⟨

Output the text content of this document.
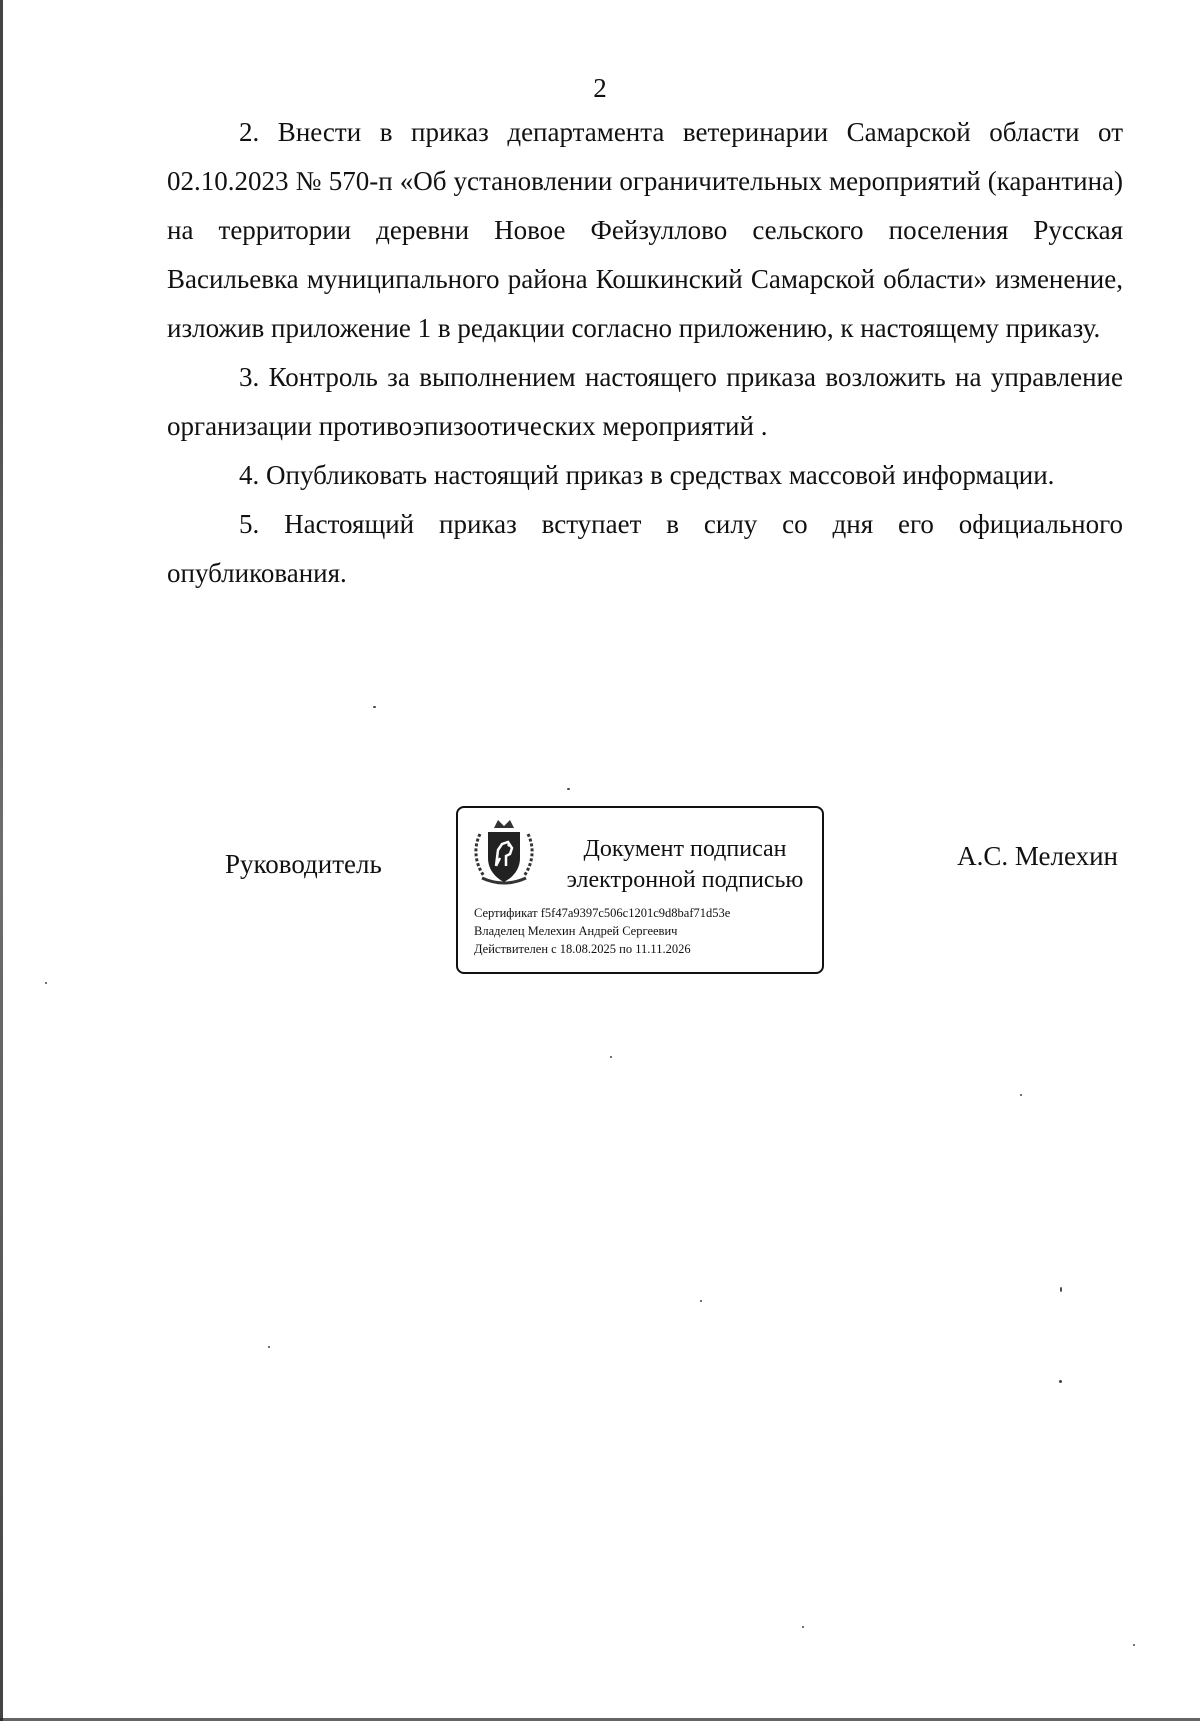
2

2. Внести в приказ департамента ветеринарии Самарской области от 02.10.2023 № 570-п «Об установлении ограничительных мероприятий (карантина) на территории деревни Новое Фейзуллово сельского поселения Русская Васильевка муниципального района Кошкинский Самарской области» изменение, изложив приложение 1 в редакции согласно приложению, к настоящему приказу.

3. Контроль за выполнением настоящего приказа возложить на управление организации противоэпизоотических мероприятий .

4. Опубликовать настоящий приказ в средствах массовой информации.

5. Настоящий приказ вступает в силу со дня его официального опубликования.

Руководитель	Документ подписан
электронной подписью
Сертификат f5f47a9397c506c1201c9d8baf71d53e
Владелец Мелехин Андрей Сергеевич
Действителен с 18.08.2025 по 11.11.2026
А.С. Мелехин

⟩

__REQUIREMENTS__:
Select all lines in the listing that include the word "мероприятий".

__ANSWER TO THE EXERCISE__:
2. Внести в приказ департамента ветеринарии Самарской области от 02.10.2023 № 570-п «Об установлении ограничительных мероприятий (карантина) на территории деревни Новое Фейзуллово сельского поселения Русская Васильевка муниципального района Кошкинский Самарской области» изменение, изложив приложение 1 в редакции согласно приложению, к настоящему приказу.
3. Контроль за выполнением настоящего приказа возложить на управление организации противоэпизоотических мероприятий .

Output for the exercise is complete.